Count the lines in the data that include the string "Quantiles", and reply with only the number.

(Records from a data collection)
-=-=-=-=-

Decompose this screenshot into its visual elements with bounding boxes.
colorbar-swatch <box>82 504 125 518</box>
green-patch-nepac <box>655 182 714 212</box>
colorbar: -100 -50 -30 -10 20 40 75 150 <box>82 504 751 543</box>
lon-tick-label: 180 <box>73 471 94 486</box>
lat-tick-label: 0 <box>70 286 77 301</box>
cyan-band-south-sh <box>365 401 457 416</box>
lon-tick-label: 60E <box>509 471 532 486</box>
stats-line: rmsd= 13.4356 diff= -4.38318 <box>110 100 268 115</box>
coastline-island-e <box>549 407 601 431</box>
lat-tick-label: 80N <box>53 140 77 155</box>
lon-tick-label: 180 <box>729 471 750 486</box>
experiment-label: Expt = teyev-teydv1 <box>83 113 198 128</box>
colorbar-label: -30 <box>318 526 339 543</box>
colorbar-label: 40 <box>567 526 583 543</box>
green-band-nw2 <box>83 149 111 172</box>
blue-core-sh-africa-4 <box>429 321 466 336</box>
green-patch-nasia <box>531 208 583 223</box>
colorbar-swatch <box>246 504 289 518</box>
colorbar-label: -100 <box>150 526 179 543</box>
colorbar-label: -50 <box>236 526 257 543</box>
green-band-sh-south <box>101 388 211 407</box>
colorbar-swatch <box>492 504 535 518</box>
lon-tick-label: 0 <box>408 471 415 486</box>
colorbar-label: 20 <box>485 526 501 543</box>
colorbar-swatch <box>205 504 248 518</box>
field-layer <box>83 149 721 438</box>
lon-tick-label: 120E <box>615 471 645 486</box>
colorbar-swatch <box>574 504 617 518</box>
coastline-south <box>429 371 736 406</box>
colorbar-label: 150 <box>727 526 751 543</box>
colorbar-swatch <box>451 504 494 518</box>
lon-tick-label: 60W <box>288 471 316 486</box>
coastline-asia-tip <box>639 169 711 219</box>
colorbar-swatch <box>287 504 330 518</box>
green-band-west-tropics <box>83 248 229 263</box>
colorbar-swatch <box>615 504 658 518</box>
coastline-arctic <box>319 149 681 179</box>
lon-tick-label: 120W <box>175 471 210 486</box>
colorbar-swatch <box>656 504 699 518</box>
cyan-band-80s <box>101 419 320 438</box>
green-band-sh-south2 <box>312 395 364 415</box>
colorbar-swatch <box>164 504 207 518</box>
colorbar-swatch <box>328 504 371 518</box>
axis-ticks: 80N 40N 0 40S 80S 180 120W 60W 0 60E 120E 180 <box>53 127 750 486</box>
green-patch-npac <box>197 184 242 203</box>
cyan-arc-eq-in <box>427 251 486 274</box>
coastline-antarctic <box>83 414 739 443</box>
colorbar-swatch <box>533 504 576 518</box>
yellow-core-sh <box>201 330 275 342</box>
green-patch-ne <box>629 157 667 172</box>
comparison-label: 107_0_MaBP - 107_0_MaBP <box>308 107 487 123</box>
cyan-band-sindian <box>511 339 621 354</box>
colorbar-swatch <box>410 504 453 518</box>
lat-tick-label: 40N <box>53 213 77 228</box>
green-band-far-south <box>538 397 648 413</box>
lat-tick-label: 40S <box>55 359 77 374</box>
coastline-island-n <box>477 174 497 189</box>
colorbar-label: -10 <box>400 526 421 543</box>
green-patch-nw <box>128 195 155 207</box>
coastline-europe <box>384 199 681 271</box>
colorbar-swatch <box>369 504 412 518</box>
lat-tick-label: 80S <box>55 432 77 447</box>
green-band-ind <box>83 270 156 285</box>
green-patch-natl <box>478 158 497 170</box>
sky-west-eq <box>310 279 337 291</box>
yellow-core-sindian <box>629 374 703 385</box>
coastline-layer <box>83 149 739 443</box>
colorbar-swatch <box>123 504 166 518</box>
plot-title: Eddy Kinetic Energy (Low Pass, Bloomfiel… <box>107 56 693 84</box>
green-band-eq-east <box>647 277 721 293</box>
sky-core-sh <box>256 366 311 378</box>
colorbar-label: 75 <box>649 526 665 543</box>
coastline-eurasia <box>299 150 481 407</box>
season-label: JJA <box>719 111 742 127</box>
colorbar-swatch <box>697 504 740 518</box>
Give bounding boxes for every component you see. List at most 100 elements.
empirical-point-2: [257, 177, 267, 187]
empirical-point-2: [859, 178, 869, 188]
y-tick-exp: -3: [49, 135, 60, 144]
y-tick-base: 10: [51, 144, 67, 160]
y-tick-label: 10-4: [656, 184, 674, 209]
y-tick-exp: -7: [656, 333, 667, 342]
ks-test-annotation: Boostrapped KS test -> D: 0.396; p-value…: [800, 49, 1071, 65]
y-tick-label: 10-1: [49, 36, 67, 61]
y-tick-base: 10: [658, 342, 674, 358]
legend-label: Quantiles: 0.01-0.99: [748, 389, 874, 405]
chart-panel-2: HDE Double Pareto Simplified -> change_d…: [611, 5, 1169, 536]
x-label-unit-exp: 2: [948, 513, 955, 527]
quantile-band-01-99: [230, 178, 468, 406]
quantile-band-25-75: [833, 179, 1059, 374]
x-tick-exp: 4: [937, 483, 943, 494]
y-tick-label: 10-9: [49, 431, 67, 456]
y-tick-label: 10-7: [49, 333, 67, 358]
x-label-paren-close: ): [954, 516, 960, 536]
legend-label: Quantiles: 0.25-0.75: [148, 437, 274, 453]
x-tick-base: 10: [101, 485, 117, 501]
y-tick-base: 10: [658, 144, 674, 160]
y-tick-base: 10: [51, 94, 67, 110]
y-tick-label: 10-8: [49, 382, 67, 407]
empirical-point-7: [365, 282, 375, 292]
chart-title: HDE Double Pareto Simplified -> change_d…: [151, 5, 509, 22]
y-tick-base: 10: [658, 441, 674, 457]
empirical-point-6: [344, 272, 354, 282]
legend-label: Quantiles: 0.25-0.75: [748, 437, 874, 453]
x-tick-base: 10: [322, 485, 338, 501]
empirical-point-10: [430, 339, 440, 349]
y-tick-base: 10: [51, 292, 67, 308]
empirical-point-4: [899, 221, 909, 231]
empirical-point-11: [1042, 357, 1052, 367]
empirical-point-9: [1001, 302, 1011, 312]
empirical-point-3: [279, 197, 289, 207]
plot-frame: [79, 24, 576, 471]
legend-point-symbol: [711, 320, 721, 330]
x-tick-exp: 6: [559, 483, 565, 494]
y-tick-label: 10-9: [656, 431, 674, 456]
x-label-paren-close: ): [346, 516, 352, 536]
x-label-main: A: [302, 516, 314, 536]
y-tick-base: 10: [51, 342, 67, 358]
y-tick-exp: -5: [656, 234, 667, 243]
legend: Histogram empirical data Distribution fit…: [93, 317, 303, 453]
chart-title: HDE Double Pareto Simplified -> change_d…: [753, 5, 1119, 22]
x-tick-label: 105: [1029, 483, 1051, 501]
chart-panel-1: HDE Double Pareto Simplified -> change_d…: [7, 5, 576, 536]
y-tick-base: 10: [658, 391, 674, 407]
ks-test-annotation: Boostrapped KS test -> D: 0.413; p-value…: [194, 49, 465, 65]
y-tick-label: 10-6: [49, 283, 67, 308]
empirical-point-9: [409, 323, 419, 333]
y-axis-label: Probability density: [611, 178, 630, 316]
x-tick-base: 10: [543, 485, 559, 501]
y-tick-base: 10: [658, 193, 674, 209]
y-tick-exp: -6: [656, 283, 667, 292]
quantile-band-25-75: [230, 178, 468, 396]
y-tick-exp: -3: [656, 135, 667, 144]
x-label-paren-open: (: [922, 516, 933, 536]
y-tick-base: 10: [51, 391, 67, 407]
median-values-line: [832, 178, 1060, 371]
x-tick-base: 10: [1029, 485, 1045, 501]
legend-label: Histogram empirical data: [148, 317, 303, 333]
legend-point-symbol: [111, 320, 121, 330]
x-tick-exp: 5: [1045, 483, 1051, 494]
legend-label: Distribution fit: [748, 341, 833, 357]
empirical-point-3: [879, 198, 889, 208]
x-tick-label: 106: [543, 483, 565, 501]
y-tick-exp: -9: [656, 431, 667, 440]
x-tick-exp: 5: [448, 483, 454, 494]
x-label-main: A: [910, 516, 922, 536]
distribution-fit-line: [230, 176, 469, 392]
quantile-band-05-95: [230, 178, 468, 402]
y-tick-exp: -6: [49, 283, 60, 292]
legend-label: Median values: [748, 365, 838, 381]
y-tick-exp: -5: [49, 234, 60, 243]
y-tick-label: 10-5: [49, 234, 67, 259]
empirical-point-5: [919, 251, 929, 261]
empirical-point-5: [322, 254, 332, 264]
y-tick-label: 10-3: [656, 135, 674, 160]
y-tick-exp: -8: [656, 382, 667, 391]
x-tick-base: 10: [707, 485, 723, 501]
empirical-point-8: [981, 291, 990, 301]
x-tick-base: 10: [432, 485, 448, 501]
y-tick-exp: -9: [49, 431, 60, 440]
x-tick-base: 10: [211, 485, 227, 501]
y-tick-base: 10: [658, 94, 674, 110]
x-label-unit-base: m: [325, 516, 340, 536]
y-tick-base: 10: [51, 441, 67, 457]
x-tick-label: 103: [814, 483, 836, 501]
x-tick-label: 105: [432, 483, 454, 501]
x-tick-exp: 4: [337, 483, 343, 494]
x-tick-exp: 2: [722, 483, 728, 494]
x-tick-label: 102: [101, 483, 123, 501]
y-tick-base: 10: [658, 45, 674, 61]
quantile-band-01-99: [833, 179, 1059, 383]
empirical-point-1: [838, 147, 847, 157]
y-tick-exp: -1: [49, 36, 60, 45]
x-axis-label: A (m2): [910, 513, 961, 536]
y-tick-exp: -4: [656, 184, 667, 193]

-=-=-=-=-

→ **Written solution**: 3